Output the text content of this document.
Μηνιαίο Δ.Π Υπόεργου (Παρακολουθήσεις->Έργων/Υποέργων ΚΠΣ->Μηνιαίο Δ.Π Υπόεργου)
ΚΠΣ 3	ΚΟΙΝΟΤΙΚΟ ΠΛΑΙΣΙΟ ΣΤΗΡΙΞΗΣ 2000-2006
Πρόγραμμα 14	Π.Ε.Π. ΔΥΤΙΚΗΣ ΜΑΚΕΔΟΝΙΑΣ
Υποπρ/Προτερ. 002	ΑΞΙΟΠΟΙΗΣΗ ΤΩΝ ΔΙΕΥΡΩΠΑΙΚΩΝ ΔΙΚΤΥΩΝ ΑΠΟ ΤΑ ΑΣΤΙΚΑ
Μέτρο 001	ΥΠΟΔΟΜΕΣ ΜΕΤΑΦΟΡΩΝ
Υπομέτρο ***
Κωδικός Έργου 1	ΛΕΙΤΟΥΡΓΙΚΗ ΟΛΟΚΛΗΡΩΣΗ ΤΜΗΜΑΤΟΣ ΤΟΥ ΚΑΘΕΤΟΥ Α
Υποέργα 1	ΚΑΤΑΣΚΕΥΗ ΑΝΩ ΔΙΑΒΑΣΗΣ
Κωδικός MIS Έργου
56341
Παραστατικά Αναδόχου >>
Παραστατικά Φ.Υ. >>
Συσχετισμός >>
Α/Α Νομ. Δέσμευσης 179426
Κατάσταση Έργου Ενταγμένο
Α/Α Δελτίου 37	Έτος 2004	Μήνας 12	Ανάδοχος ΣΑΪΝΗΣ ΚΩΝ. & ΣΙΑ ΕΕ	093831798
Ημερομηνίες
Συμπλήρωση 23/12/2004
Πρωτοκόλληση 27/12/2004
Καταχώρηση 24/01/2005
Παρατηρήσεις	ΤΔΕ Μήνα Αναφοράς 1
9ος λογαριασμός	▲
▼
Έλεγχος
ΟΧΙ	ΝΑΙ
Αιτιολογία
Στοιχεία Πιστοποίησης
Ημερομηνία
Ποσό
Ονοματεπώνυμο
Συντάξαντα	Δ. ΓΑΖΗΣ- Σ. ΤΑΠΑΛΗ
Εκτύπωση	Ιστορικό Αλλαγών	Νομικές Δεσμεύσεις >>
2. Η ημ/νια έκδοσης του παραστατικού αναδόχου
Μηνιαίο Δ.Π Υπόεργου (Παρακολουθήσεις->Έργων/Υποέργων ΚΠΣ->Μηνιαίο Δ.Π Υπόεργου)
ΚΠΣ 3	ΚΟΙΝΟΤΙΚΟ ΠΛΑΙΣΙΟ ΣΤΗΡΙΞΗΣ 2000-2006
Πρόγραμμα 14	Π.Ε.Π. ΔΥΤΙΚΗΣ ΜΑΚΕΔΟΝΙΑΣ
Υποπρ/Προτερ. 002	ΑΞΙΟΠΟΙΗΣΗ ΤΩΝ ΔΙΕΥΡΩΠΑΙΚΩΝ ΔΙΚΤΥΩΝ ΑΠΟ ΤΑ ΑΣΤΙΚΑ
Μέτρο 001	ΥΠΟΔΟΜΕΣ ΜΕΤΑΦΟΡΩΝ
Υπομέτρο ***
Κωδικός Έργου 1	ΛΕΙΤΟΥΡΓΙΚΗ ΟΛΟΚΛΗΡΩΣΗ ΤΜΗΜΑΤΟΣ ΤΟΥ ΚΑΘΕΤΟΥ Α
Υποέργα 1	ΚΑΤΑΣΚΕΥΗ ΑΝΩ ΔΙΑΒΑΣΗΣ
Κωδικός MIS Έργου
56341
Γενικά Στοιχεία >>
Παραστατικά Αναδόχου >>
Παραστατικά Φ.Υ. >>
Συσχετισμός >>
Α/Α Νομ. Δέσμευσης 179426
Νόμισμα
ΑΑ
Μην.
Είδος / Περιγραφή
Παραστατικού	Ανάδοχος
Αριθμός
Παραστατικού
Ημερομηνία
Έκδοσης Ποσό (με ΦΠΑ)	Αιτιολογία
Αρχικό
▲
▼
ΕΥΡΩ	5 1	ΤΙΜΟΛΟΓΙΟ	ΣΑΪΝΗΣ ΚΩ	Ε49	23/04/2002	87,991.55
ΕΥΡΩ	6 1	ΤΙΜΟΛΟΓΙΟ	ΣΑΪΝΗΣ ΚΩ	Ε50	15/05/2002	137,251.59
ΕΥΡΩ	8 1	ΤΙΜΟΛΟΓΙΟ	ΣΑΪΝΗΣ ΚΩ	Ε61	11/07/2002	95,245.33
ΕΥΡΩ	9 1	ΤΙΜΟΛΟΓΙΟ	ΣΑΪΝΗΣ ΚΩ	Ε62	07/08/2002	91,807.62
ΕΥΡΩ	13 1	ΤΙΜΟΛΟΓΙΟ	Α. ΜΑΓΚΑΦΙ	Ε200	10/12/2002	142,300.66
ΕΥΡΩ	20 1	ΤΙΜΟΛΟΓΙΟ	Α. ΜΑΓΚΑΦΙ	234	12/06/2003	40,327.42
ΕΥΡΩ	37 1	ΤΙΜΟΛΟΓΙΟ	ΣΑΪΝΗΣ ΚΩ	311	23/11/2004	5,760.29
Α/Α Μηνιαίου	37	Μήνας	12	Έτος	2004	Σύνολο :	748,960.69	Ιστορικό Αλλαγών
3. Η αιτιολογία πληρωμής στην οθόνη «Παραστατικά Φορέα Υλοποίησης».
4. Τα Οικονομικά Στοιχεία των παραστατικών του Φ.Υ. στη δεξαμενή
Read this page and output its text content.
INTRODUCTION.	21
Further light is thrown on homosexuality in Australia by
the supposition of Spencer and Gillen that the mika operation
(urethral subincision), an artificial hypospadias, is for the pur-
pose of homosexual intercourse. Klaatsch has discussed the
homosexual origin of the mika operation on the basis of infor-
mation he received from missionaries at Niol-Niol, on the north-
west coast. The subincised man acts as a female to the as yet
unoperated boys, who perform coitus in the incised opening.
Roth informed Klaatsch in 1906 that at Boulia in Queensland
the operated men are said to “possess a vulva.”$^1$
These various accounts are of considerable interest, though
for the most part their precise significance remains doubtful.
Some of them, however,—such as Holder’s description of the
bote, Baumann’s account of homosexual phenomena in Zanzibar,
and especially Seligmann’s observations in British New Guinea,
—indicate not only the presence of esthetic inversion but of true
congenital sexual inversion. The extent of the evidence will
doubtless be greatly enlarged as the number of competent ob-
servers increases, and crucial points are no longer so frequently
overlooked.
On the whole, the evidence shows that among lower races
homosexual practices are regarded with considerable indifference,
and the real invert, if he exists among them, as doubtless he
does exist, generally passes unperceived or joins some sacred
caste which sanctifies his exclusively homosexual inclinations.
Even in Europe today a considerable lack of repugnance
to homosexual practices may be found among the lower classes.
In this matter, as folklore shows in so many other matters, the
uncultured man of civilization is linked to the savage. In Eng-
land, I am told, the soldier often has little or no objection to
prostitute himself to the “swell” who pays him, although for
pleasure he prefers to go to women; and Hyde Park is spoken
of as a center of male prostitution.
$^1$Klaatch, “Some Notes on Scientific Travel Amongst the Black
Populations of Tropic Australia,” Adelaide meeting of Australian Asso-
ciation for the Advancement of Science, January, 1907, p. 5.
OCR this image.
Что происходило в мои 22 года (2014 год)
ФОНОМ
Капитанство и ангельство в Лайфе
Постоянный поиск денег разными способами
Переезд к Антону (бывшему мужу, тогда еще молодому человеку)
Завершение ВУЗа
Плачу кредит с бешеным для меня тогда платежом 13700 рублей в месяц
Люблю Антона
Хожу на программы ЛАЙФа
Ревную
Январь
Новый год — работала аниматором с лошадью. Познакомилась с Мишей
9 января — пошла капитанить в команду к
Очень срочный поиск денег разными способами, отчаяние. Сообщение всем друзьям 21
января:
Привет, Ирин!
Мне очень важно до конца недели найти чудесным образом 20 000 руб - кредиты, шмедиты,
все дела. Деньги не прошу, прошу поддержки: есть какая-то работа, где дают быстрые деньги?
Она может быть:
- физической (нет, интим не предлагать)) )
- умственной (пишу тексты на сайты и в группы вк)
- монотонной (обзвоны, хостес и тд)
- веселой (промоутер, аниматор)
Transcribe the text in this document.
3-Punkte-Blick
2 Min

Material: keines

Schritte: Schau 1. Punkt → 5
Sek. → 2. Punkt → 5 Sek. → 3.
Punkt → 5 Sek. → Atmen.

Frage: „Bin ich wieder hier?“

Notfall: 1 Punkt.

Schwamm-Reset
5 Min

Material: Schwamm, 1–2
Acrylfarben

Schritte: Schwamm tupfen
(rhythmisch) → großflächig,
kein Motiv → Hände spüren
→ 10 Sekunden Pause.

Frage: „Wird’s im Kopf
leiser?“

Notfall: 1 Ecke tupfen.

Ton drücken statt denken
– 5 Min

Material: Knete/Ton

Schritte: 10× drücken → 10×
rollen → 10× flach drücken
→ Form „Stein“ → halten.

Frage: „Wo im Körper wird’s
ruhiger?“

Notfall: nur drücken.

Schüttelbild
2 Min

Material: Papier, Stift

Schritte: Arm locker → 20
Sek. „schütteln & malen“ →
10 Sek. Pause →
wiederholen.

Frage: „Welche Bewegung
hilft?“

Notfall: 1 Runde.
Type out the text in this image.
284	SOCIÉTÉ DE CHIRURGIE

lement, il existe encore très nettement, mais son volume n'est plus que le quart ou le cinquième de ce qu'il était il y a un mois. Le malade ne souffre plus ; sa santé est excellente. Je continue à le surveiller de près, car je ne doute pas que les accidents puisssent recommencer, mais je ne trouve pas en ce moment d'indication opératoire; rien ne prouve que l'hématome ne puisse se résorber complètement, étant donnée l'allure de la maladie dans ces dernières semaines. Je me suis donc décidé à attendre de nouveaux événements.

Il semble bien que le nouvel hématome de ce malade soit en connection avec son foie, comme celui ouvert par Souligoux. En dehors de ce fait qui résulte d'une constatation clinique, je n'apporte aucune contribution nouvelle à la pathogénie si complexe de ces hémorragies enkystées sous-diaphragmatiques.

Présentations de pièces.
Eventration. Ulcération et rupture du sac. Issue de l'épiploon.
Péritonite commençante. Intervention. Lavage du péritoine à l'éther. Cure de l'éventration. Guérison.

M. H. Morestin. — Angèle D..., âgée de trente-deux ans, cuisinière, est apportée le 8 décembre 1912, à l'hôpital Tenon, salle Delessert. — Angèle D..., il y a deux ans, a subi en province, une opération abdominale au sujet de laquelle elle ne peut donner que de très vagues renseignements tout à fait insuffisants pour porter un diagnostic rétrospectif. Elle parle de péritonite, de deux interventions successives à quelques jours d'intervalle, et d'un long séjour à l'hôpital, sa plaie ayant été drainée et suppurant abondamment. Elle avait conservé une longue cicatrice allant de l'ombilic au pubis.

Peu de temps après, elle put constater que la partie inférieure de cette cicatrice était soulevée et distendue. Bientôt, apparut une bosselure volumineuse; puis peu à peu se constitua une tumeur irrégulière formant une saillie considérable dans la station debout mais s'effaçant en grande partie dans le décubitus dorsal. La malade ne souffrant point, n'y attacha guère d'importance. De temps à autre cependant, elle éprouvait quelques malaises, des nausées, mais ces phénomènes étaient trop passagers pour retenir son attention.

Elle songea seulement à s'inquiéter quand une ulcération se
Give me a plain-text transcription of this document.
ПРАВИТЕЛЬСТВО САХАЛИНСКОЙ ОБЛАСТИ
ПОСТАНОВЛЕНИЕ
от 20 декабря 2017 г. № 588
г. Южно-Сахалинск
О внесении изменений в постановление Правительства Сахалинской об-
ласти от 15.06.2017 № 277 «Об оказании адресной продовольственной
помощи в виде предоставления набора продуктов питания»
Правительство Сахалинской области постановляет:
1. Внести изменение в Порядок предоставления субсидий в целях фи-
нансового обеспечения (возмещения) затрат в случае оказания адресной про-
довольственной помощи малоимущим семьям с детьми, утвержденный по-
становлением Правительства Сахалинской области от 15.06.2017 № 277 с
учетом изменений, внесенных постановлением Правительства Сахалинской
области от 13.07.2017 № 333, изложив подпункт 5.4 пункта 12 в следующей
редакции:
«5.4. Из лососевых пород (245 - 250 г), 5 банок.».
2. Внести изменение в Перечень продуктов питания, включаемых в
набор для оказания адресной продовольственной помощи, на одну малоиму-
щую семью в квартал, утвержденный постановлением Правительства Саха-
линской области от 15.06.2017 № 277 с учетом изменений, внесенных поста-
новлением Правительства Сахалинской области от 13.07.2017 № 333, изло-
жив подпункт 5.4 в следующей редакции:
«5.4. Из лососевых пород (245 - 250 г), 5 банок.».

——

WHAT NEEDS TO BE DONE = Keep only the lines from the one containing "Give me a plain-text" to the end of the entries, and repeat them exactly.

TASK OUTPUT =
Give me a plain-text transcription of this document.
ПРАВИТЕЛЬСТВО САХАЛИНСКОЙ ОБЛАСТИ
ПОСТАНОВЛЕНИЕ
от 20 декабря 2017 г. № 588
г. Южно-Сахалинск
О внесении изменений в постановление Правительства Сахалинской об-
ласти от 15.06.2017 № 277 «Об оказании адресной продовольственной
помощи в виде предоставления набора продуктов питания»
Правительство Сахалинской области постановляет:
1. Внести изменение в Порядок предоставления субсидий в целях фи-
нансового обеспечения (возмещения) затрат в случае оказания адресной про-
довольственной помощи малоимущим семьям с детьми, утвержденный по-
становлением Правительства Сахалинской области от 15.06.2017 № 277 с
учетом изменений, внесенных постановлением Правительства Сахалинской
области от 13.07.2017 № 333, изложив подпункт 5.4 пункта 12 в следующей
редакции:
«5.4. Из лососевых пород (245 - 250 г), 5 банок.».
2. Внести изменение в Перечень продуктов питания, включаемых в
набор для оказания адресной продовольственной помощи, на одну малоиму-
щую семью в квартал, утвержденный постановлением Правительства Саха-
линской области от 15.06.2017 № 277 с учетом изменений, внесенных поста-
новлением Правительства Сахалинской области от 13.07.2017 № 333, изло-
жив подпункт 5.4 в следующей редакции:
«5.4. Из лососевых пород (245 - 250 г), 5 банок.».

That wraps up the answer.